:: RECORDS FOR THIS TASK
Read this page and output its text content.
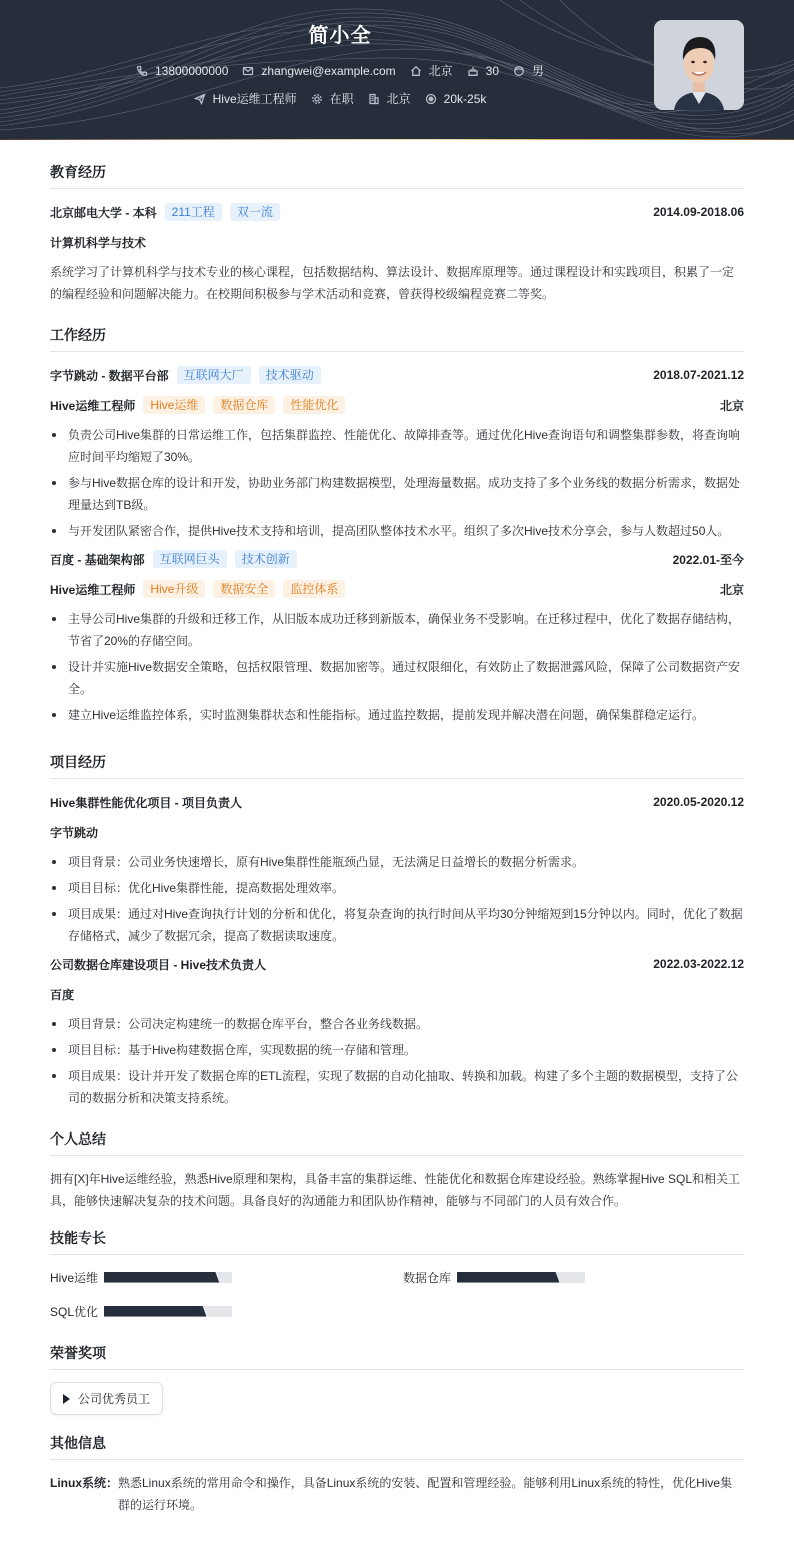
简小全
13800000000	zhangwei@example.com	北京	30	男
Hive运维工程师	在职	北京	20k-25k
教育经历
北京邮电大学 - 本科	211工程	双一流	2014.09-2018.06
计算机科学与技术
系统学习了计算机科学与技术专业的核心课程，包括数据结构、算法设计、数据库原理等。通过课程设计和实践项目，积累了一定的编程经验和问题解决能力。在校期间积极参与学术活动和竞赛，曾获得校级编程竞赛二等奖。
工作经历
字节跳动 - 数据平台部	互联网大厂	技术驱动	2018.07-2021.12
Hive运维工程师	Hive运维	数据仓库	性能优化	北京
负责公司Hive集群的日常运维工作，包括集群监控、性能优化、故障排查等。通过优化Hive查询语句和调整集群参数，将查询响应时间平均缩短了30%。
参与Hive数据仓库的设计和开发，协助业务部门构建数据模型，处理海量数据。成功支持了多个业务线的数据分析需求，数据处理量达到TB级。
与开发团队紧密合作，提供Hive技术支持和培训，提高团队整体技术水平。组织了多次Hive技术分享会，参与人数超过50人。
百度 - 基础架构部	互联网巨头	技术创新	2022.01-至今
Hive运维工程师	Hive升级	数据安全	监控体系	北京
主导公司Hive集群的升级和迁移工作，从旧版本成功迁移到新版本，确保业务不受影响。在迁移过程中，优化了数据存储结构，节省了20%的存储空间。
设计并实施Hive数据安全策略，包括权限管理、数据加密等。通过权限细化，有效防止了数据泄露风险，保障了公司数据资产安全。
建立Hive运维监控体系，实时监测集群状态和性能指标。通过监控数据，提前发现并解决潜在问题，确保集群稳定运行。
项目经历
Hive集群性能优化项目 - 项目负责人	2020.05-2020.12
字节跳动
项目背景：公司业务快速增长，原有Hive集群性能瓶颈凸显，无法满足日益增长的数据分析需求。
项目目标：优化Hive集群性能，提高数据处理效率。
项目成果：通过对Hive查询执行计划的分析和优化，将复杂查询的执行时间从平均30分钟缩短到15分钟以内。同时，优化了数据存储格式，减少了数据冗余，提高了数据读取速度。
公司数据仓库建设项目 - Hive技术负责人	2022.03-2022.12
百度
项目背景：公司决定构建统一的数据仓库平台，整合各业务线数据。
项目目标：基于Hive构建数据仓库，实现数据的统一存储和管理。
项目成果：设计并开发了数据仓库的ETL流程，实现了数据的自动化抽取、转换和加载。构建了多个主题的数据模型，支持了公司的数据分析和决策支持系统。
个人总结
拥有[X]年Hive运维经验，熟悉Hive原理和架构，具备丰富的集群运维、性能优化和数据仓库建设经验。熟练掌握Hive SQL和相关工具，能够快速解决复杂的技术问题。具备良好的沟通能力和团队协作精神，能够与不同部门的人员有效合作。
技能专长
Hive运维	数据仓库
SQL优化
荣誉奖项
公司优秀员工
其他信息
Linux系统： 熟悉Linux系统的常用命令和操作，具备Linux系统的安装、配置和管理经验。能够利用Linux系统的特性，优化Hive集群的运行环境。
::::
Consider the entries above and return each line with the string "Hive运维工程师".

§ TASK RESULT
Hive运维工程师	在职	北京	20k-25k
Hive运维工程师	Hive运维	数据仓库	性能优化	北京
Hive运维工程师	Hive升级	数据安全	监控体系	北京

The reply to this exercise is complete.